→ Exercise aim
Go to the line that contains "What's the underlying" and extract it along with every line after it, exactly, through the end of the data below.

───── Material for this task ─────

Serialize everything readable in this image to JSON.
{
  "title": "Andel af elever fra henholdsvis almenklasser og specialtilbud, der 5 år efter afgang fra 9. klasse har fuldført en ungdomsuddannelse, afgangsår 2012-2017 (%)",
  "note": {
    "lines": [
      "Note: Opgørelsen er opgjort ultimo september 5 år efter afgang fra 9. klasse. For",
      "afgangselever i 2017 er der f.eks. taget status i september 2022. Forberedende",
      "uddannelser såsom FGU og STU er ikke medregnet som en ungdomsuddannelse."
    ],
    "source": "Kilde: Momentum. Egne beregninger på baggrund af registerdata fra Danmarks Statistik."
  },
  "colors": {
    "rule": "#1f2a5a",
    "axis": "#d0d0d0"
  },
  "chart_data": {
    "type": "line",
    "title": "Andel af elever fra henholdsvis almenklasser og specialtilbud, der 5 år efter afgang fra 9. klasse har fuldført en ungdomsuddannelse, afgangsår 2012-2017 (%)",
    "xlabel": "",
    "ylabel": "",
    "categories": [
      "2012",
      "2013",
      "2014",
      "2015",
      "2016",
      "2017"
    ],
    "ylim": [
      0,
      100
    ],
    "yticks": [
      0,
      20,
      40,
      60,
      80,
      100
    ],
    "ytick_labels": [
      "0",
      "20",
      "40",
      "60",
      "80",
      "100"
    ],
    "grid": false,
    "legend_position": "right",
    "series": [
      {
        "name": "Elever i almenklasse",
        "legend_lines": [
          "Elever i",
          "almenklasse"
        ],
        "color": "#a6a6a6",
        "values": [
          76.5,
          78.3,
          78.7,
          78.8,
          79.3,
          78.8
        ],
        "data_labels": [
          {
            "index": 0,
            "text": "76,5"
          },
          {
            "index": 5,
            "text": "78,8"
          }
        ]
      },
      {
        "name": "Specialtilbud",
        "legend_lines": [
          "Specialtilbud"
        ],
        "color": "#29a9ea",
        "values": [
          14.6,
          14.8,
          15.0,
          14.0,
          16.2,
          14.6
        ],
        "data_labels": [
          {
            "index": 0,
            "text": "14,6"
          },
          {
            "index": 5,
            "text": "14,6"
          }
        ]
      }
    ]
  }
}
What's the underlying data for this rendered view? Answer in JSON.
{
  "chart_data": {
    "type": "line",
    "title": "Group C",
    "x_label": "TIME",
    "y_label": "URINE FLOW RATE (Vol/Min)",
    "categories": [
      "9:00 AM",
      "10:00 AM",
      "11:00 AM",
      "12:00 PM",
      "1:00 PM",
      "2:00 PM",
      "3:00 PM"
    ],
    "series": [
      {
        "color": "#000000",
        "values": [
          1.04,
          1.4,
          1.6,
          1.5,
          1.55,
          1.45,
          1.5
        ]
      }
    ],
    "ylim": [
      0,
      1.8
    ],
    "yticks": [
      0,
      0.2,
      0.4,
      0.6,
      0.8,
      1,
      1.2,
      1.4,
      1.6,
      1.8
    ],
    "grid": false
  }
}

─────

→ Output below
What's the underlying data for this rendered view? Answer in JSON.
{
  "chart_data": {
    "type": "line",
    "title": "Group C",
    "x_label": "TIME",
    "y_label": "URINE FLOW RATE (Vol/Min)",
    "categories": [
      "9:00 AM",
      "10:00 AM",
      "11:00 AM",
      "12:00 PM",
      "1:00 PM",
      "2:00 PM",
      "3:00 PM"
    ],
    "series": [
      {
        "color": "#000000",
        "values": [
          1.04,
          1.4,
          1.6,
          1.5,
          1.55,
          1.45,
          1.5
        ]
      }
    ],
    "ylim": [
      0,
      1.8
    ],
    "yticks": [
      0,
      0.2,
      0.4,
      0.6,
      0.8,
      1,
      1.2,
      1.4,
      1.6,
      1.8
    ],
    "grid": false
  }
}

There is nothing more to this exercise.